WRITTEN PROBLEM: Repeat the listing in full, preserving every character.

(Extracts from a graphics dataset)

========================

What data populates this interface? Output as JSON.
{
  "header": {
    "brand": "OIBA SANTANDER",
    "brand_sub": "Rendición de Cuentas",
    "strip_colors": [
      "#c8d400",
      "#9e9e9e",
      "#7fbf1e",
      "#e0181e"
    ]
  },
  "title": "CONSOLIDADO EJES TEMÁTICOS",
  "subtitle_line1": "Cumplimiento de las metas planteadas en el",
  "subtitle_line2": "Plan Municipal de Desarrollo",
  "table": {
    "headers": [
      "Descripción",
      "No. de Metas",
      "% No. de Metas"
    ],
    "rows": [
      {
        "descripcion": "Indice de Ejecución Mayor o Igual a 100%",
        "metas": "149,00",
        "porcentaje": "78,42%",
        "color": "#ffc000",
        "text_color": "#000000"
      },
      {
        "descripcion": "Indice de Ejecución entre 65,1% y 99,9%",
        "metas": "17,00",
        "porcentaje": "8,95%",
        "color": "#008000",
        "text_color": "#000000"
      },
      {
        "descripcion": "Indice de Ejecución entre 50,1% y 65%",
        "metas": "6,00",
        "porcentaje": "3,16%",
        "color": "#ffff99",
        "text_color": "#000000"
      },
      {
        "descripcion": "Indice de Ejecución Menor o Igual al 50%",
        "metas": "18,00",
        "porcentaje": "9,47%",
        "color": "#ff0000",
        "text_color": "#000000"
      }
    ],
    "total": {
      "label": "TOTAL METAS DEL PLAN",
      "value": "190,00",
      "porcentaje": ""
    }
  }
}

========================

WRITTEN ANSWER:
What data populates this interface? Output as JSON.
{
  "header": {
    "brand": "OIBA SANTANDER",
    "brand_sub": "Rendición de Cuentas",
    "strip_colors": [
      "#c8d400",
      "#9e9e9e",
      "#7fbf1e",
      "#e0181e"
    ]
  },
  "title": "CONSOLIDADO EJES TEMÁTICOS",
  "subtitle_line1": "Cumplimiento de las metas planteadas en el",
  "subtitle_line2": "Plan Municipal de Desarrollo",
  "table": {
    "headers": [
      "Descripción",
      "No. de Metas",
      "% No. de Metas"
    ],
    "rows": [
      {
        "descripcion": "Indice de Ejecución Mayor o Igual a 100%",
        "metas": "149,00",
        "porcentaje": "78,42%",
        "color": "#ffc000",
        "text_color": "#000000"
      },
      {
        "descripcion": "Indice de Ejecución entre 65,1% y 99,9%",
        "metas": "17,00",
        "porcentaje": "8,95%",
        "color": "#008000",
        "text_color": "#000000"
      },
      {
        "descripcion": "Indice de Ejecución entre 50,1% y 65%",
        "metas": "6,00",
        "porcentaje": "3,16%",
        "color": "#ffff99",
        "text_color": "#000000"
      },
      {
        "descripcion": "Indice de Ejecución Menor o Igual al 50%",
        "metas": "18,00",
        "porcentaje": "9,47%",
        "color": "#ff0000",
        "text_color": "#000000"
      }
    ],
    "total": {
      "label": "TOTAL METAS DEL PLAN",
      "value": "190,00",
      "porcentaje": ""
    }
  }
}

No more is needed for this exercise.